== Task material ==

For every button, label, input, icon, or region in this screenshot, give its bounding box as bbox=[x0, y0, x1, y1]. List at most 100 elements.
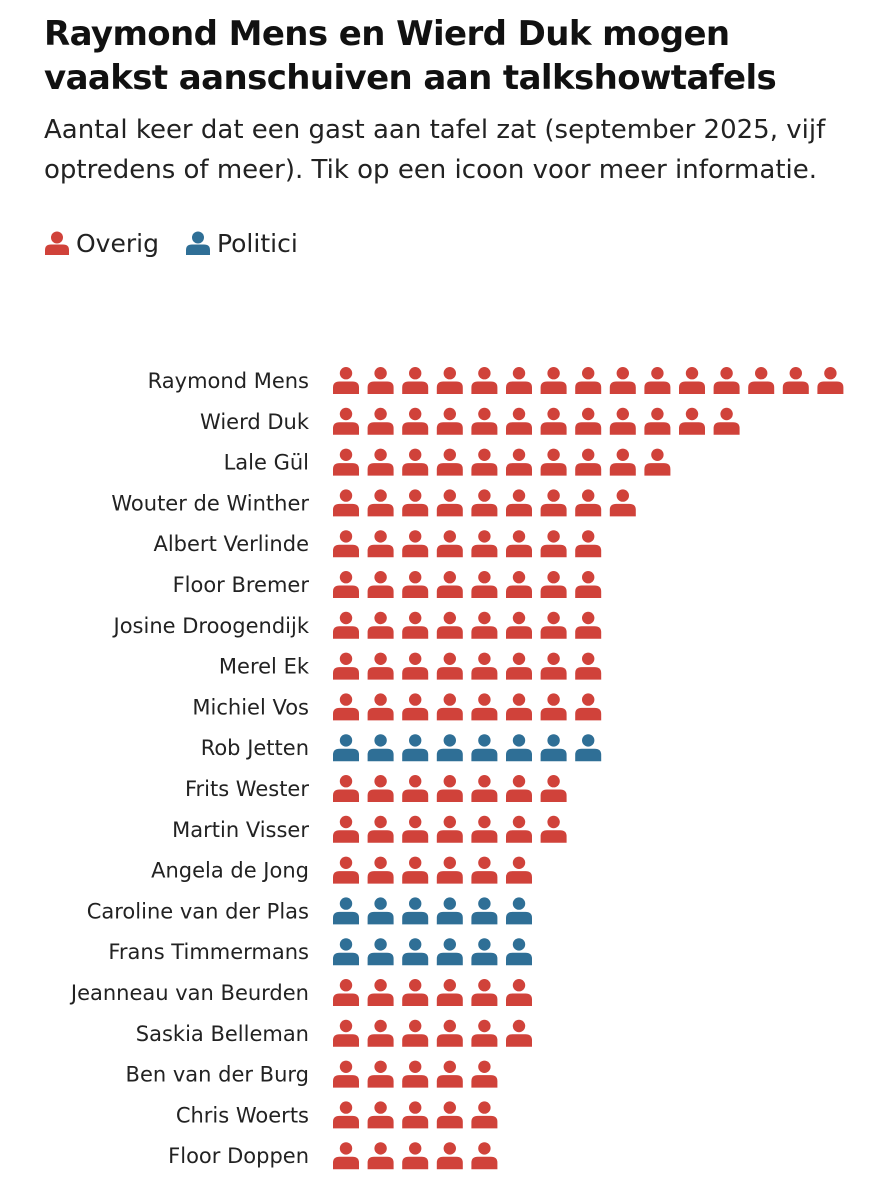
person-icon[interactable] bbox=[333, 775, 359, 802]
person-icon[interactable] bbox=[436, 489, 463, 517]
person-icon[interactable] bbox=[367, 571, 394, 598]
person-icon[interactable] bbox=[402, 897, 429, 925]
person-icon[interactable] bbox=[471, 734, 498, 762]
person-icon[interactable] bbox=[367, 856, 394, 884]
person-icon[interactable] bbox=[471, 407, 498, 435]
person-icon[interactable] bbox=[575, 652, 602, 680]
person-icon[interactable] bbox=[471, 1019, 498, 1047]
person-icon[interactable] bbox=[713, 367, 740, 394]
person-icon[interactable] bbox=[402, 571, 429, 598]
person-icon[interactable] bbox=[506, 775, 532, 802]
person-icon[interactable] bbox=[402, 979, 429, 1006]
person-icon[interactable] bbox=[333, 1142, 359, 1170]
person-icon[interactable] bbox=[436, 407, 463, 435]
person-icon[interactable] bbox=[540, 734, 567, 762]
person-icon[interactable] bbox=[333, 734, 359, 762]
person-icon[interactable] bbox=[402, 775, 429, 802]
person-icon[interactable] bbox=[402, 1101, 429, 1129]
person-icon[interactable] bbox=[506, 1019, 532, 1047]
person-icon[interactable] bbox=[506, 897, 532, 925]
person-icon[interactable] bbox=[609, 367, 636, 394]
person-icon[interactable] bbox=[575, 611, 602, 639]
person-icon[interactable] bbox=[333, 407, 359, 435]
person-icon[interactable] bbox=[471, 571, 498, 598]
person-icon[interactable] bbox=[540, 611, 567, 639]
person-icon[interactable] bbox=[367, 734, 394, 762]
person-icon[interactable] bbox=[471, 448, 498, 476]
person-icon[interactable] bbox=[367, 693, 394, 721]
person-icon[interactable] bbox=[402, 1060, 429, 1088]
person-icon[interactable] bbox=[436, 815, 463, 843]
person-icon[interactable] bbox=[575, 489, 602, 517]
person-icon[interactable] bbox=[506, 530, 532, 558]
person-icon[interactable] bbox=[367, 530, 394, 558]
person-icon[interactable] bbox=[540, 448, 567, 476]
person-icon[interactable] bbox=[575, 367, 602, 394]
person-icon[interactable] bbox=[471, 611, 498, 639]
person-icon[interactable] bbox=[471, 652, 498, 680]
person-icon[interactable] bbox=[367, 489, 394, 517]
person-icon[interactable] bbox=[436, 938, 463, 966]
person-icon[interactable] bbox=[402, 367, 429, 394]
person-icon[interactable] bbox=[333, 897, 359, 925]
person-icon[interactable] bbox=[367, 611, 394, 639]
person-icon[interactable] bbox=[540, 407, 567, 435]
person-icon[interactable] bbox=[333, 489, 359, 517]
person-icon[interactable] bbox=[817, 367, 844, 394]
person-icon[interactable] bbox=[471, 897, 498, 925]
person-icon[interactable] bbox=[471, 530, 498, 558]
person-icon[interactable] bbox=[506, 448, 532, 476]
person-icon[interactable] bbox=[575, 407, 602, 435]
person-icon[interactable] bbox=[367, 448, 394, 476]
person-icon[interactable] bbox=[367, 775, 394, 802]
person-icon[interactable] bbox=[471, 815, 498, 843]
person-icon[interactable] bbox=[644, 407, 671, 435]
person-icon[interactable] bbox=[367, 1101, 394, 1129]
person-icon[interactable] bbox=[436, 367, 463, 394]
person-icon[interactable] bbox=[782, 367, 809, 394]
person-icon[interactable] bbox=[644, 367, 671, 394]
person-icon[interactable] bbox=[506, 938, 532, 966]
person-icon[interactable] bbox=[540, 367, 567, 394]
person-icon[interactable] bbox=[333, 367, 359, 394]
person-icon[interactable] bbox=[367, 1019, 394, 1047]
person-icon[interactable] bbox=[436, 856, 463, 884]
person-icon[interactable] bbox=[333, 856, 359, 884]
person-icon[interactable] bbox=[436, 652, 463, 680]
person-icon[interactable] bbox=[436, 1142, 463, 1170]
person-icon[interactable] bbox=[471, 1142, 498, 1170]
person-icon[interactable] bbox=[506, 571, 532, 598]
person-icon[interactable] bbox=[333, 448, 359, 476]
person-icon[interactable] bbox=[367, 938, 394, 966]
person-icon[interactable] bbox=[575, 734, 602, 762]
person-icon[interactable] bbox=[506, 693, 532, 721]
person-icon[interactable] bbox=[540, 775, 567, 802]
person-icon[interactable] bbox=[436, 897, 463, 925]
person-icon[interactable] bbox=[402, 611, 429, 639]
person-icon[interactable] bbox=[575, 571, 602, 598]
person-icon[interactable] bbox=[506, 611, 532, 639]
person-icon[interactable] bbox=[471, 489, 498, 517]
person-icon[interactable] bbox=[436, 1060, 463, 1088]
person-icon[interactable] bbox=[609, 489, 636, 517]
person-icon[interactable] bbox=[471, 979, 498, 1006]
person-icon[interactable] bbox=[609, 407, 636, 435]
person-icon[interactable] bbox=[471, 775, 498, 802]
person-icon[interactable] bbox=[367, 407, 394, 435]
person-icon[interactable] bbox=[575, 448, 602, 476]
person-icon[interactable] bbox=[436, 1101, 463, 1129]
person-icon[interactable] bbox=[575, 530, 602, 558]
person-icon[interactable] bbox=[333, 1101, 359, 1129]
person-icon[interactable] bbox=[506, 407, 532, 435]
person-icon[interactable] bbox=[436, 571, 463, 598]
person-icon[interactable] bbox=[506, 652, 532, 680]
person-icon[interactable] bbox=[436, 775, 463, 802]
person-icon[interactable] bbox=[713, 407, 740, 435]
person-icon[interactable] bbox=[540, 530, 567, 558]
person-icon[interactable] bbox=[471, 856, 498, 884]
person-icon[interactable] bbox=[436, 693, 463, 721]
person-icon[interactable] bbox=[540, 815, 567, 843]
person-icon[interactable] bbox=[333, 611, 359, 639]
person-icon[interactable] bbox=[333, 652, 359, 680]
person-icon[interactable] bbox=[402, 407, 429, 435]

===

Reproduce all of the data above word for word, leaving out the pictures.

For every button, label, input, icon, or region in this screenshot, give its bounding box as bbox=[x0, y0, x1, y1]. List at most 100 elements.
person-icon[interactable] bbox=[333, 775, 359, 802]
person-icon[interactable] bbox=[436, 489, 463, 517]
person-icon[interactable] bbox=[367, 571, 394, 598]
person-icon[interactable] bbox=[402, 897, 429, 925]
person-icon[interactable] bbox=[471, 734, 498, 762]
person-icon[interactable] bbox=[367, 856, 394, 884]
person-icon[interactable] bbox=[471, 407, 498, 435]
person-icon[interactable] bbox=[575, 652, 602, 680]
person-icon[interactable] bbox=[471, 1019, 498, 1047]
person-icon[interactable] bbox=[713, 367, 740, 394]
person-icon[interactable] bbox=[402, 571, 429, 598]
person-icon[interactable] bbox=[506, 775, 532, 802]
person-icon[interactable] bbox=[402, 979, 429, 1006]
person-icon[interactable] bbox=[333, 1142, 359, 1170]
person-icon[interactable] bbox=[436, 407, 463, 435]
person-icon[interactable] bbox=[540, 734, 567, 762]
person-icon[interactable] bbox=[333, 734, 359, 762]
person-icon[interactable] bbox=[402, 775, 429, 802]
person-icon[interactable] bbox=[402, 1101, 429, 1129]
person-icon[interactable] bbox=[506, 1019, 532, 1047]
person-icon[interactable] bbox=[506, 897, 532, 925]
person-icon[interactable] bbox=[609, 367, 636, 394]
person-icon[interactable] bbox=[575, 611, 602, 639]
person-icon[interactable] bbox=[333, 407, 359, 435]
person-icon[interactable] bbox=[471, 571, 498, 598]
person-icon[interactable] bbox=[540, 611, 567, 639]
person-icon[interactable] bbox=[367, 734, 394, 762]
person-icon[interactable] bbox=[471, 448, 498, 476]
person-icon[interactable] bbox=[367, 693, 394, 721]
person-icon[interactable] bbox=[402, 1060, 429, 1088]
person-icon[interactable] bbox=[436, 815, 463, 843]
person-icon[interactable] bbox=[575, 489, 602, 517]
person-icon[interactable] bbox=[506, 530, 532, 558]
person-icon[interactable] bbox=[367, 530, 394, 558]
person-icon[interactable] bbox=[540, 448, 567, 476]
person-icon[interactable] bbox=[575, 367, 602, 394]
person-icon[interactable] bbox=[471, 611, 498, 639]
person-icon[interactable] bbox=[471, 652, 498, 680]
person-icon[interactable] bbox=[367, 489, 394, 517]
person-icon[interactable] bbox=[436, 938, 463, 966]
person-icon[interactable] bbox=[402, 367, 429, 394]
person-icon[interactable] bbox=[333, 897, 359, 925]
person-icon[interactable] bbox=[367, 611, 394, 639]
person-icon[interactable] bbox=[540, 407, 567, 435]
person-icon[interactable] bbox=[333, 489, 359, 517]
person-icon[interactable] bbox=[817, 367, 844, 394]
person-icon[interactable] bbox=[471, 897, 498, 925]
person-icon[interactable] bbox=[471, 530, 498, 558]
person-icon[interactable] bbox=[506, 448, 532, 476]
person-icon[interactable] bbox=[575, 407, 602, 435]
person-icon[interactable] bbox=[367, 448, 394, 476]
person-icon[interactable] bbox=[367, 775, 394, 802]
person-icon[interactable] bbox=[471, 815, 498, 843]
person-icon[interactable] bbox=[644, 407, 671, 435]
person-icon[interactable] bbox=[367, 1101, 394, 1129]
person-icon[interactable] bbox=[436, 367, 463, 394]
person-icon[interactable] bbox=[782, 367, 809, 394]
person-icon[interactable] bbox=[644, 367, 671, 394]
person-icon[interactable] bbox=[506, 938, 532, 966]
person-icon[interactable] bbox=[540, 367, 567, 394]
person-icon[interactable] bbox=[333, 367, 359, 394]
person-icon[interactable] bbox=[367, 1019, 394, 1047]
person-icon[interactable] bbox=[436, 856, 463, 884]
person-icon[interactable] bbox=[333, 856, 359, 884]
person-icon[interactable] bbox=[436, 652, 463, 680]
person-icon[interactable] bbox=[436, 1142, 463, 1170]
person-icon[interactable] bbox=[471, 1142, 498, 1170]
person-icon[interactable] bbox=[506, 571, 532, 598]
person-icon[interactable] bbox=[333, 448, 359, 476]
person-icon[interactable] bbox=[367, 938, 394, 966]
person-icon[interactable] bbox=[575, 734, 602, 762]
person-icon[interactable] bbox=[506, 693, 532, 721]
person-icon[interactable] bbox=[540, 775, 567, 802]
person-icon[interactable] bbox=[436, 897, 463, 925]
person-icon[interactable] bbox=[402, 611, 429, 639]
person-icon[interactable] bbox=[575, 571, 602, 598]
person-icon[interactable] bbox=[506, 611, 532, 639]
person-icon[interactable] bbox=[471, 489, 498, 517]
person-icon[interactable] bbox=[436, 1060, 463, 1088]
person-icon[interactable] bbox=[609, 489, 636, 517]
person-icon[interactable] bbox=[471, 979, 498, 1006]
person-icon[interactable] bbox=[609, 407, 636, 435]
person-icon[interactable] bbox=[471, 775, 498, 802]
person-icon[interactable] bbox=[367, 407, 394, 435]
person-icon[interactable] bbox=[575, 448, 602, 476]
person-icon[interactable] bbox=[436, 1101, 463, 1129]
person-icon[interactable] bbox=[575, 530, 602, 558]
person-icon[interactable] bbox=[333, 1101, 359, 1129]
person-icon[interactable] bbox=[506, 407, 532, 435]
person-icon[interactable] bbox=[436, 571, 463, 598]
person-icon[interactable] bbox=[506, 652, 532, 680]
person-icon[interactable] bbox=[436, 775, 463, 802]
person-icon[interactable] bbox=[713, 407, 740, 435]
person-icon[interactable] bbox=[540, 530, 567, 558]
person-icon[interactable] bbox=[471, 856, 498, 884]
person-icon[interactable] bbox=[436, 693, 463, 721]
person-icon[interactable] bbox=[540, 815, 567, 843]
person-icon[interactable] bbox=[333, 611, 359, 639]
person-icon[interactable] bbox=[333, 652, 359, 680]
person-icon[interactable] bbox=[402, 407, 429, 435]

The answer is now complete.